Only a number is wanted: how many lines in the records below contain "gösteren"?

Figure collection entries:
+ + +
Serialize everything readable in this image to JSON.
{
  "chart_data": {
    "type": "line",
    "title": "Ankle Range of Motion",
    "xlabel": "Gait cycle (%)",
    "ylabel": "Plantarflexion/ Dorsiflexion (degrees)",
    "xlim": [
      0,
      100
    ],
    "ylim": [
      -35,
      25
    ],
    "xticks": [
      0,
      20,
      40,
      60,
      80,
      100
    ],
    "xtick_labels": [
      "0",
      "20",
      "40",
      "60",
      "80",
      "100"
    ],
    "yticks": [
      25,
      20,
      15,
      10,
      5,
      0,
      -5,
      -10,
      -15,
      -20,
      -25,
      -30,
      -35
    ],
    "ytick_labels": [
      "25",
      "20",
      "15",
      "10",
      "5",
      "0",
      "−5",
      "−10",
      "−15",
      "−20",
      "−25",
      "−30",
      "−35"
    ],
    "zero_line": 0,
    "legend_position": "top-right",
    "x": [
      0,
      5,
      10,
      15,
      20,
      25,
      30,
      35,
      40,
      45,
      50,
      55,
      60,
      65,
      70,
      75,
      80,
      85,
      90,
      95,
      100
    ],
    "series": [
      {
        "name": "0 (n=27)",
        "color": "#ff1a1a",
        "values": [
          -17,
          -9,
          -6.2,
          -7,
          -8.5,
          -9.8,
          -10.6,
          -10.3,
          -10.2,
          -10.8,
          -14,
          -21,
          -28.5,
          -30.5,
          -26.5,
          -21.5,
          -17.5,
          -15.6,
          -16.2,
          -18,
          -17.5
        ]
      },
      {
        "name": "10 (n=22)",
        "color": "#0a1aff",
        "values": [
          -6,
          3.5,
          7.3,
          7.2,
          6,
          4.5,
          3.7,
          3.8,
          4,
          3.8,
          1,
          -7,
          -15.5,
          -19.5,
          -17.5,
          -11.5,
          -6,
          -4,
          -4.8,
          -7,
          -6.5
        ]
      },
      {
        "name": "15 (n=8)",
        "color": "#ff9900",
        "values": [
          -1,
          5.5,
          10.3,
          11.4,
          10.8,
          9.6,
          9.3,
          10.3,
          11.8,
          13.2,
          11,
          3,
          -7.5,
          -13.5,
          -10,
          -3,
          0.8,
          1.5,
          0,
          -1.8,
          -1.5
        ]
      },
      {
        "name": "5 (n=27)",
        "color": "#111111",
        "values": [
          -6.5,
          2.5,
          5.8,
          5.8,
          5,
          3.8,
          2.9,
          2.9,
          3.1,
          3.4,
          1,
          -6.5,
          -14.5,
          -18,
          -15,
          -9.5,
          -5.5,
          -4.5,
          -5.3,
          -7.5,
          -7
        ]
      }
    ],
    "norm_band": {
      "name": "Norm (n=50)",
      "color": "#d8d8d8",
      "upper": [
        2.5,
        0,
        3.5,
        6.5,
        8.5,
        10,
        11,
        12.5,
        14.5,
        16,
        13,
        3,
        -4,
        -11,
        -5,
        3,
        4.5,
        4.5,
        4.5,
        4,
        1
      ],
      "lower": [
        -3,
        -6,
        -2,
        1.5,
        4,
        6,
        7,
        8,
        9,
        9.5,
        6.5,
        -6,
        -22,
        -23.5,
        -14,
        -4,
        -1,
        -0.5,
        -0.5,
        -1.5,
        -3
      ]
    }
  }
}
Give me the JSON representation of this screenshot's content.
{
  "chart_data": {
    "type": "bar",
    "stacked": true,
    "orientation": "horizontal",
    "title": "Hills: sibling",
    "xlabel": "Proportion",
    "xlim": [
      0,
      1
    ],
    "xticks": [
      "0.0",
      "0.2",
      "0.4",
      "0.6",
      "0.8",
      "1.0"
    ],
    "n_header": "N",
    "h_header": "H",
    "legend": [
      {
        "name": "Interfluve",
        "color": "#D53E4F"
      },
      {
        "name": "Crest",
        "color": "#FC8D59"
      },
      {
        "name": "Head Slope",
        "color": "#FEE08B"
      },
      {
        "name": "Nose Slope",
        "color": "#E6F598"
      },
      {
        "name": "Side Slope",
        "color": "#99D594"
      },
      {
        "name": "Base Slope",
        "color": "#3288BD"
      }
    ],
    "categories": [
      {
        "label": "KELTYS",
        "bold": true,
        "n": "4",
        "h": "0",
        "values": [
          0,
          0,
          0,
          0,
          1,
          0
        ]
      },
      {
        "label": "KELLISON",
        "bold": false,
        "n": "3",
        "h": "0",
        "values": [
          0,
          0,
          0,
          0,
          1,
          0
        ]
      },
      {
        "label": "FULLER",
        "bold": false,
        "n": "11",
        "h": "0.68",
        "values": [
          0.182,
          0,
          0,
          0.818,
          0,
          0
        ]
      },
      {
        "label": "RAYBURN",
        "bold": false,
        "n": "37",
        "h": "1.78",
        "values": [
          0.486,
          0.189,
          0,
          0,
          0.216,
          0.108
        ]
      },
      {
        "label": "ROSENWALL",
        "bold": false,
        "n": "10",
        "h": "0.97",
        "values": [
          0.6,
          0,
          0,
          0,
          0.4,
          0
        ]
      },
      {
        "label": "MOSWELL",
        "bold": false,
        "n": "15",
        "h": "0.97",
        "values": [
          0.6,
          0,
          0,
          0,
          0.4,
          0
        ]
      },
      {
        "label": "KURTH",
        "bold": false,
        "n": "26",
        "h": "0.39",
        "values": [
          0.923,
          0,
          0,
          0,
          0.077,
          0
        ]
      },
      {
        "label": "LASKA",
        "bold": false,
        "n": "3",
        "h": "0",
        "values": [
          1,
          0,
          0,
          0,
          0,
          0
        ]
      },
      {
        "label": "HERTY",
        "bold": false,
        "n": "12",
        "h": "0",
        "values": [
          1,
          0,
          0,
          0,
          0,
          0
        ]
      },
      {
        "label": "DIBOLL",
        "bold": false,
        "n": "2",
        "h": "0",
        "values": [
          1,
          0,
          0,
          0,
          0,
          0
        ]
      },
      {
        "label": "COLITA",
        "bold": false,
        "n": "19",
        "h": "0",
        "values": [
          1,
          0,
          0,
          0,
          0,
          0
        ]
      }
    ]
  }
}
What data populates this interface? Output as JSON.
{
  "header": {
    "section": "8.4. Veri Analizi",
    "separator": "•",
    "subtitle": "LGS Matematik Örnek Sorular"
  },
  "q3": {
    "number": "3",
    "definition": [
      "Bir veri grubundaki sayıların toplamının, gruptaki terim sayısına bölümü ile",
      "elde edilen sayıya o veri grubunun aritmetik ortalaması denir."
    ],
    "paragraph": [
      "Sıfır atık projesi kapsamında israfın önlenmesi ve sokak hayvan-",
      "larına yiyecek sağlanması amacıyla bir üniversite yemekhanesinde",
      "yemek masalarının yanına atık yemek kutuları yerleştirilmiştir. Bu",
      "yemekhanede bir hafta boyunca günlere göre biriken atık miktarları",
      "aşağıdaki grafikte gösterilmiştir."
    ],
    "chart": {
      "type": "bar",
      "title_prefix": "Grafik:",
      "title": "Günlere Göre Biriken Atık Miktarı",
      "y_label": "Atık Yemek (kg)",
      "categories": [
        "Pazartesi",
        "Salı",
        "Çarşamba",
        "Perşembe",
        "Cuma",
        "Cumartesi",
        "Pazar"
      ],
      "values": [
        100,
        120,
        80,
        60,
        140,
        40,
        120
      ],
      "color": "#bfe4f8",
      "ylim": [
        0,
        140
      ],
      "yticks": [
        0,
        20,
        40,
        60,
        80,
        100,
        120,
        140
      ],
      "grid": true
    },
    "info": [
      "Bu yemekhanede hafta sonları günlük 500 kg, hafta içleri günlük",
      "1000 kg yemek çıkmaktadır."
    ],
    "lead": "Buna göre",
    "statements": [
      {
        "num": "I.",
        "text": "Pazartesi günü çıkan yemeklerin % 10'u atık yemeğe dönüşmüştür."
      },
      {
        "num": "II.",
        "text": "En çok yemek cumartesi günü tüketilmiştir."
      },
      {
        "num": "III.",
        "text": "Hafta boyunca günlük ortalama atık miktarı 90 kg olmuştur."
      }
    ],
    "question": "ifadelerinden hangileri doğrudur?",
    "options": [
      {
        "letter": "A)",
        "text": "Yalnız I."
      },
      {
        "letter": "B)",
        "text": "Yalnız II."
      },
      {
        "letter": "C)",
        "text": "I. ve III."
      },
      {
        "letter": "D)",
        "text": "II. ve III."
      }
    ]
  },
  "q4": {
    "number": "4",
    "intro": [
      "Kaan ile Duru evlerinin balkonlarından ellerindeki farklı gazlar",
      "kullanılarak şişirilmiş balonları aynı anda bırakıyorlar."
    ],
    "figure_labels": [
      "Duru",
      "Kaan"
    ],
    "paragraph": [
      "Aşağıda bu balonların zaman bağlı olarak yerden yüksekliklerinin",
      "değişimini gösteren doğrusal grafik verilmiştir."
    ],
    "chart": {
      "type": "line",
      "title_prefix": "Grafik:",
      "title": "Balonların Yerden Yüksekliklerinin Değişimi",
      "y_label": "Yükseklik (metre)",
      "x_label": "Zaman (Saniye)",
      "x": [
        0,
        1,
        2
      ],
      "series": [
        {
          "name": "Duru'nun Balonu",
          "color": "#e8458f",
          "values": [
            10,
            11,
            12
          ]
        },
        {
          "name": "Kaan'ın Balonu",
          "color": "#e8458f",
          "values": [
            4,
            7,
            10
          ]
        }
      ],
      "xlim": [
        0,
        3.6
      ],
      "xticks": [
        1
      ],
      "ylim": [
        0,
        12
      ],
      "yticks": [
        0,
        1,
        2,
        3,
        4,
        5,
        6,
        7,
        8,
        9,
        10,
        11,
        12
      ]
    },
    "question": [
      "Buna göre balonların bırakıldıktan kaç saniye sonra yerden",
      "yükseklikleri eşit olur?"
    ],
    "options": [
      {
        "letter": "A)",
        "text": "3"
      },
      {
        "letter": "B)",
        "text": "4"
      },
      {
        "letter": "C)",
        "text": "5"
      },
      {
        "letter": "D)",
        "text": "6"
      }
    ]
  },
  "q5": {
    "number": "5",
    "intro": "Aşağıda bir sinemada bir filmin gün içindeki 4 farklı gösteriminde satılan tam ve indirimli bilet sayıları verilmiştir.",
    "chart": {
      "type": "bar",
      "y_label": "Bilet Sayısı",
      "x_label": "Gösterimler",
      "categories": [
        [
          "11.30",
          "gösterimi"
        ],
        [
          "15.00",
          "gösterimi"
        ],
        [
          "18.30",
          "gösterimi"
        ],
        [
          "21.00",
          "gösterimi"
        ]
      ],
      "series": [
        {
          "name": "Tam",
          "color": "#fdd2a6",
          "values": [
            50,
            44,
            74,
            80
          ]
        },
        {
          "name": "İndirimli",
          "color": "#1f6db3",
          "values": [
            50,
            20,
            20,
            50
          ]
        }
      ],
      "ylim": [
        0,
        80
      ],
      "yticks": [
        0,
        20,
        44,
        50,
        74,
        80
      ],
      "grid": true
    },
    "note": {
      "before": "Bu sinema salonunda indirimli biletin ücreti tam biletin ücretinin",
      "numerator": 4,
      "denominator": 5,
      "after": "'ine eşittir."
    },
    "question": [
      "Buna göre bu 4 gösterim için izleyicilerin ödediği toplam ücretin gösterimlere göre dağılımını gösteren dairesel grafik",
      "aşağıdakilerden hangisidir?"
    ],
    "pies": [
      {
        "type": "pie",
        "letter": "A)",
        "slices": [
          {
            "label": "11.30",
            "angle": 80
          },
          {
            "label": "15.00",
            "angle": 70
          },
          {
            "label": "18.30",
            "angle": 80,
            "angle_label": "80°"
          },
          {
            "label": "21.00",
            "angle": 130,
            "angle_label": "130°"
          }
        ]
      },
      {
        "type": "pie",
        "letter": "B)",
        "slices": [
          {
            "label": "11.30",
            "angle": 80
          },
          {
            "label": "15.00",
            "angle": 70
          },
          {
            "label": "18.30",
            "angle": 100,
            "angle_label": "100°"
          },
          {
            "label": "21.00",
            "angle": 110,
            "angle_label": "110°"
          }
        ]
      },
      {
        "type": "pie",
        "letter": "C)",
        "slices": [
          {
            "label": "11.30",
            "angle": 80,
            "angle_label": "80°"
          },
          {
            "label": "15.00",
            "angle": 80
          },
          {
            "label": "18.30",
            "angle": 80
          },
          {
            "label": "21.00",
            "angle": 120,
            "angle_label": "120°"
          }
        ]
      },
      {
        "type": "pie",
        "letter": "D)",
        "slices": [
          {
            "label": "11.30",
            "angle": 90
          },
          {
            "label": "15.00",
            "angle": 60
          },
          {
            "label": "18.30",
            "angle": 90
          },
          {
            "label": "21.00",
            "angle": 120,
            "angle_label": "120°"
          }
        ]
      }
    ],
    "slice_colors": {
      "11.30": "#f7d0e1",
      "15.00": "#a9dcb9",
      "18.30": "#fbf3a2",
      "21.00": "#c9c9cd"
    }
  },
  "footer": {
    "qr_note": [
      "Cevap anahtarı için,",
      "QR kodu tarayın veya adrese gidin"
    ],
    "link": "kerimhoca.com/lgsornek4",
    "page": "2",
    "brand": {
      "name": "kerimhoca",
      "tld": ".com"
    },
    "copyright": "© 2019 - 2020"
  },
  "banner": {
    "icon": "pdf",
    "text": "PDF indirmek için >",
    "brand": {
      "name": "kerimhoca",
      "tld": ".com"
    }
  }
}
+ + +
■ Task solution
2